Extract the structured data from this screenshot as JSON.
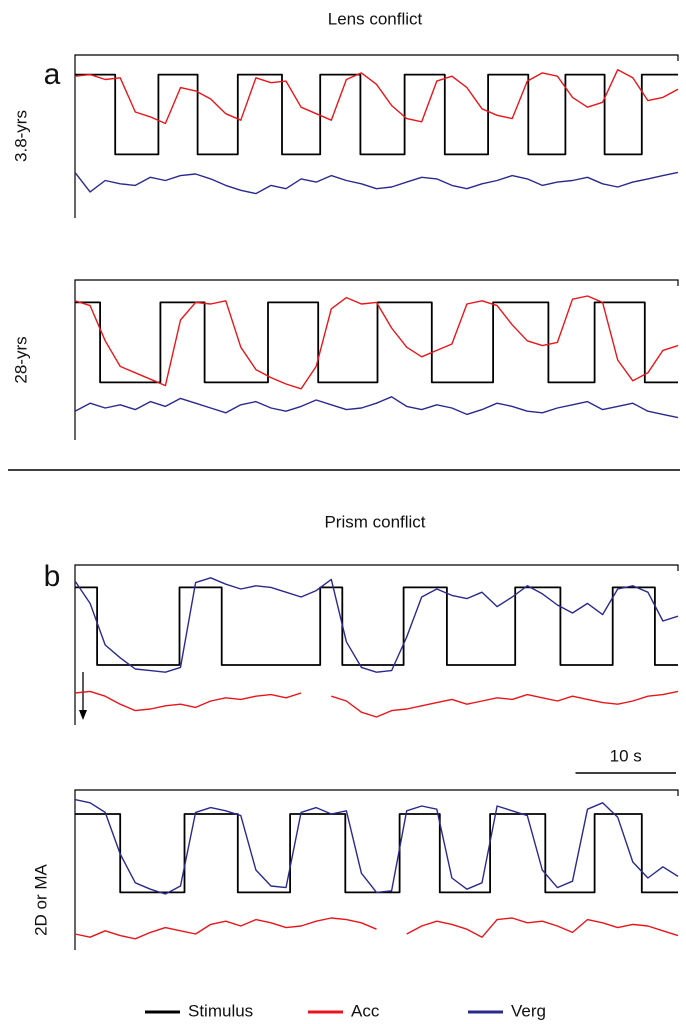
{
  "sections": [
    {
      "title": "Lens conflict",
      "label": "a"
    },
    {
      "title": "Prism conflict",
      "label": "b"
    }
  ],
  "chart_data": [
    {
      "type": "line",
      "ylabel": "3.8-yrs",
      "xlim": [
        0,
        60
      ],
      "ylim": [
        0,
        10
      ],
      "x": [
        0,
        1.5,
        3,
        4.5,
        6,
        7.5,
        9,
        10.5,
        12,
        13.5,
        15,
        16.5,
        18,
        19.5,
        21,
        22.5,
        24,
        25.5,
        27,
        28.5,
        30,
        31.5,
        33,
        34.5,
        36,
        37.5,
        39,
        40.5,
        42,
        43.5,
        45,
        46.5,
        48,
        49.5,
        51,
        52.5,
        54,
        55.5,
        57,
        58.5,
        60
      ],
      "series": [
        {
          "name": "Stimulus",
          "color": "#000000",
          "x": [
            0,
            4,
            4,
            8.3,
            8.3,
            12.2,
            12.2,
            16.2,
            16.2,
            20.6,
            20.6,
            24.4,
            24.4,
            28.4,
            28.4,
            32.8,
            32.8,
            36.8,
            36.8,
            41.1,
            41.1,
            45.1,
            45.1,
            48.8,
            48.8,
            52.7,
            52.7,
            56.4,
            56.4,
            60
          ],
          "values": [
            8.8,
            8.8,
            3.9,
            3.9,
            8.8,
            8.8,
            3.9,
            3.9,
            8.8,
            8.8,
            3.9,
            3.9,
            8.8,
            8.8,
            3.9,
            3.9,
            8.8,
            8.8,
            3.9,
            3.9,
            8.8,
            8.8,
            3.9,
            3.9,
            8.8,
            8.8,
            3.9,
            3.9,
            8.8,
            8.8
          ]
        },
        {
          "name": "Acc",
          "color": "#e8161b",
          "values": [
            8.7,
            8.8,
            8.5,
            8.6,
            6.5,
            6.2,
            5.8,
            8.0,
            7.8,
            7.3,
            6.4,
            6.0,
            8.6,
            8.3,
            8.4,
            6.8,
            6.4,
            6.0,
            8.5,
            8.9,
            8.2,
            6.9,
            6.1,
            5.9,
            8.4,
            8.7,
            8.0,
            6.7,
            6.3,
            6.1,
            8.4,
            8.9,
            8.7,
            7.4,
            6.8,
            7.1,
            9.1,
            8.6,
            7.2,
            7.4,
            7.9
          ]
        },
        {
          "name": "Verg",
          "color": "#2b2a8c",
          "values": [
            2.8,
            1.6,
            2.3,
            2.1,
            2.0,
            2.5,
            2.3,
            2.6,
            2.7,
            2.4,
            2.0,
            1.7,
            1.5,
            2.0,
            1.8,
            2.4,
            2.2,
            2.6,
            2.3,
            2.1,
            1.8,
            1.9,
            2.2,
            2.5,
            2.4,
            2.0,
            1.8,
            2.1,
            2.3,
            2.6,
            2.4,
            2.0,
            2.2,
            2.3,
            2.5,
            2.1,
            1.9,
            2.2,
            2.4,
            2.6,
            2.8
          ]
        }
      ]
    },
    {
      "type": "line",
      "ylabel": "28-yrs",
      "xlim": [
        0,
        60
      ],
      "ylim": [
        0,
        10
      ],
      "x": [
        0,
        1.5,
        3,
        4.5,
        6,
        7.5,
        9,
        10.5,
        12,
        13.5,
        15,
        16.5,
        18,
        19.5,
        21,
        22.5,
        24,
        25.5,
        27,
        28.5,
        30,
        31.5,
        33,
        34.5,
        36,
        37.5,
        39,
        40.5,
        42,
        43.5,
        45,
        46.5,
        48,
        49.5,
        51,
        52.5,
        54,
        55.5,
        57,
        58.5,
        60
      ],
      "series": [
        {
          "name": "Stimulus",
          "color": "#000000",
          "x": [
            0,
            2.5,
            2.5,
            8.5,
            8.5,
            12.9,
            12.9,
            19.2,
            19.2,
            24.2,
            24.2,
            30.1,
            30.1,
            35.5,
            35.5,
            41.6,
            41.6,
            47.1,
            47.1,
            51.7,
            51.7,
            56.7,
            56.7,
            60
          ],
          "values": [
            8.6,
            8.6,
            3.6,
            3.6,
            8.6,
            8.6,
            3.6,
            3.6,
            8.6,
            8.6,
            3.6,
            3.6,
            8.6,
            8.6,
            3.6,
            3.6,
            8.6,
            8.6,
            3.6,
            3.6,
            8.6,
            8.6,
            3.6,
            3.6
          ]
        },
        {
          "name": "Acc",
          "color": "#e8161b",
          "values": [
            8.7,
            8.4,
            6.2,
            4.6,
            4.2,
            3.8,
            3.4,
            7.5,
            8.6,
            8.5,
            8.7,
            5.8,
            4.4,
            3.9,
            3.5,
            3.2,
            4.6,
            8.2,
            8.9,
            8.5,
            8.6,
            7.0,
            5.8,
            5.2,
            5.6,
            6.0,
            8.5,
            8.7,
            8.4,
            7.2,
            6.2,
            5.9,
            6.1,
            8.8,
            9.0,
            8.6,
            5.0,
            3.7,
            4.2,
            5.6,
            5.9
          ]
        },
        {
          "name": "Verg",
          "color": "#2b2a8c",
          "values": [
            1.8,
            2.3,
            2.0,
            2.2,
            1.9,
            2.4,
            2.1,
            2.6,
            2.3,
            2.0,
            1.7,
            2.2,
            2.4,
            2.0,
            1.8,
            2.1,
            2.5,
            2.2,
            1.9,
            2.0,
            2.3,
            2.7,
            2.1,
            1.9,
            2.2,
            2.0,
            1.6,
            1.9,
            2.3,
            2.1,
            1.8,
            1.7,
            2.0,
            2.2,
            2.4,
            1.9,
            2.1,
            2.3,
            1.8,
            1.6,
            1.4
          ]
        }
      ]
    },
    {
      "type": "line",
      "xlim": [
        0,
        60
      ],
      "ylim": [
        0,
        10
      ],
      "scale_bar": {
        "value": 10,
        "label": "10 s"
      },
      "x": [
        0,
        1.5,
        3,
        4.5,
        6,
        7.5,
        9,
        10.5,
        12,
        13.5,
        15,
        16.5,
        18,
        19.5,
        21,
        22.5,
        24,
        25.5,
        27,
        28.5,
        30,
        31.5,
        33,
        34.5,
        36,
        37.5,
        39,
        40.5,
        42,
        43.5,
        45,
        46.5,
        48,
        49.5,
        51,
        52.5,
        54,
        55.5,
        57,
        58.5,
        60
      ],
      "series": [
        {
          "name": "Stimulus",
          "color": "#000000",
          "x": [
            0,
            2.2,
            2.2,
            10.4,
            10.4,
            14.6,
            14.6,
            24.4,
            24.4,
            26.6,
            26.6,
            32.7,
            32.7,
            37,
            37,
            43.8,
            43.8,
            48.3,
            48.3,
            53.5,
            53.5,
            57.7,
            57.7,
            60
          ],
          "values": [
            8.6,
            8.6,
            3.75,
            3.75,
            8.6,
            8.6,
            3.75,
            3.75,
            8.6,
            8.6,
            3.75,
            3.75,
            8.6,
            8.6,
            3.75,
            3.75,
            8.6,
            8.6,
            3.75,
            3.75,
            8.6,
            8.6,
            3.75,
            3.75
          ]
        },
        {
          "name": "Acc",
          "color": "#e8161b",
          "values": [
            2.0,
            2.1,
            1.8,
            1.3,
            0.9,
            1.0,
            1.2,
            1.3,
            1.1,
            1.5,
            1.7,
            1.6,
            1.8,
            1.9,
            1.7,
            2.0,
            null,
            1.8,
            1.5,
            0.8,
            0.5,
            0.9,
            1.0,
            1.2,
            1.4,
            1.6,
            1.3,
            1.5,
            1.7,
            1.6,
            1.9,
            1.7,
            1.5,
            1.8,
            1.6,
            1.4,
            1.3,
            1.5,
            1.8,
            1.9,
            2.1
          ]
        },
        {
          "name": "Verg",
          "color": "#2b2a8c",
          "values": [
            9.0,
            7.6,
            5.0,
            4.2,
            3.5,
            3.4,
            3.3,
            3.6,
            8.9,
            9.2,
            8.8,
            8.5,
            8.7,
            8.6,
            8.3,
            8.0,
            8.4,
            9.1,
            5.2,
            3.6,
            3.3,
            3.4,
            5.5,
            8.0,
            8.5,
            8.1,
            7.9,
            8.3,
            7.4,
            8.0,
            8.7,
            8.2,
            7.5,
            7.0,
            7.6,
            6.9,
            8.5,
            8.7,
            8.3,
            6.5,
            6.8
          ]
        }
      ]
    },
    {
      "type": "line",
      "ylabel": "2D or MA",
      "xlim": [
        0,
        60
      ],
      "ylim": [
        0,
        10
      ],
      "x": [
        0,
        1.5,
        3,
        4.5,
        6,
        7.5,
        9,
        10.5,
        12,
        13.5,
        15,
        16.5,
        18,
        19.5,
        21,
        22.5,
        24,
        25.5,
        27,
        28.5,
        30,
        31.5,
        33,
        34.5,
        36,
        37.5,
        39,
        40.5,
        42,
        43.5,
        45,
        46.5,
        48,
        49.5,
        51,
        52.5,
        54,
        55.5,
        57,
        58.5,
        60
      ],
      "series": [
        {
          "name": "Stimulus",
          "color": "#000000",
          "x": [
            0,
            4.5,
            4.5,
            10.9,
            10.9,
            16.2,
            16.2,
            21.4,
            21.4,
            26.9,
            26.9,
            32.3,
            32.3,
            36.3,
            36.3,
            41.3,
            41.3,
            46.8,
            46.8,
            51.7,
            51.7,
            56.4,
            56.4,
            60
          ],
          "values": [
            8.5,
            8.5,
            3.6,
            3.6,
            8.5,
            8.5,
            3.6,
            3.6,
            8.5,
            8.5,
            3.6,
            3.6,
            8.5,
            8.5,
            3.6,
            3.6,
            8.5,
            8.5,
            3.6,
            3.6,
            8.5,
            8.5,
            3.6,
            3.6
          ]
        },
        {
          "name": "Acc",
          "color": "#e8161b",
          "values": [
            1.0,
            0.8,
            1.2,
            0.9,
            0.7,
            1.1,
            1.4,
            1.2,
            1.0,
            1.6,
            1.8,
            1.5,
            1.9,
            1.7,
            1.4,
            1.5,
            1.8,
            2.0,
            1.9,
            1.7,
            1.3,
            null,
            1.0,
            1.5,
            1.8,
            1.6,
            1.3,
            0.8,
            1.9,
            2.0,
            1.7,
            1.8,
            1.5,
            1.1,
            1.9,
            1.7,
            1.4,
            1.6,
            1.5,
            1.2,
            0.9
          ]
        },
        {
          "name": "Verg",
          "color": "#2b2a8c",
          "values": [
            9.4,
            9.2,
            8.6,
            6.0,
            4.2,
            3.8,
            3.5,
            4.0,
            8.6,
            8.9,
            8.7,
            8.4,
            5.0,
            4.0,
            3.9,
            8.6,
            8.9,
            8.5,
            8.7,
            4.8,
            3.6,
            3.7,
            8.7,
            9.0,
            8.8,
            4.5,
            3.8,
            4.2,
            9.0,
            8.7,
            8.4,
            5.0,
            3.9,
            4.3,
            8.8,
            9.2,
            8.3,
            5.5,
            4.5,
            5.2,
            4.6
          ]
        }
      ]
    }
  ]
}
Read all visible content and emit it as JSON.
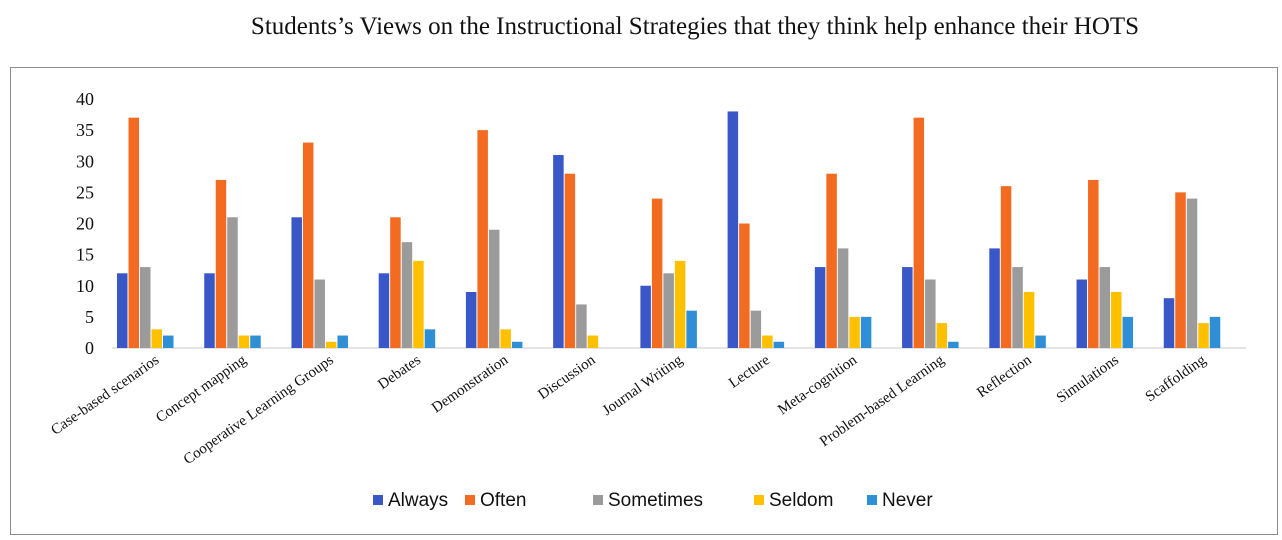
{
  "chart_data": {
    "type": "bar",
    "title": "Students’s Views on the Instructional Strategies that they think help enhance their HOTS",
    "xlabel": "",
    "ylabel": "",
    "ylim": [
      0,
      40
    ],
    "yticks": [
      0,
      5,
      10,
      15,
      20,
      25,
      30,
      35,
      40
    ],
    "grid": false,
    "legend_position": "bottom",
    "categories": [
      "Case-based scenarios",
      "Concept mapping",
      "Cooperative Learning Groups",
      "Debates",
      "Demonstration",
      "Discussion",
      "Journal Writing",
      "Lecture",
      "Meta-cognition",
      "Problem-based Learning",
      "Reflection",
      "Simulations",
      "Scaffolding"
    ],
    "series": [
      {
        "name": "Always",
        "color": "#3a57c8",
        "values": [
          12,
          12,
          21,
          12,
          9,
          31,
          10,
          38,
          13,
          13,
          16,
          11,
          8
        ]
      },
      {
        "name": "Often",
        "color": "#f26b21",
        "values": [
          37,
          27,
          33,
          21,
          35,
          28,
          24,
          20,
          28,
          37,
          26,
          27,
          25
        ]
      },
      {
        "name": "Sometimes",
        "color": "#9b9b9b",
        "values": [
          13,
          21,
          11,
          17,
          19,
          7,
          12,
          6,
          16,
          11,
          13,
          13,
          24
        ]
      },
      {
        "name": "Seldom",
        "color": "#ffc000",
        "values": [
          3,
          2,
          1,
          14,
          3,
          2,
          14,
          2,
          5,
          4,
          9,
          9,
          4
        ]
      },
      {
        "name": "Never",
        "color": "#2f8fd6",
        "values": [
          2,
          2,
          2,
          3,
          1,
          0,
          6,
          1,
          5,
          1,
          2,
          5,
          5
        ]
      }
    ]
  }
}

..........

Return each full line of the entries that contains the word "based".

      "Case-based scenarios",
      "Problem-based Learning",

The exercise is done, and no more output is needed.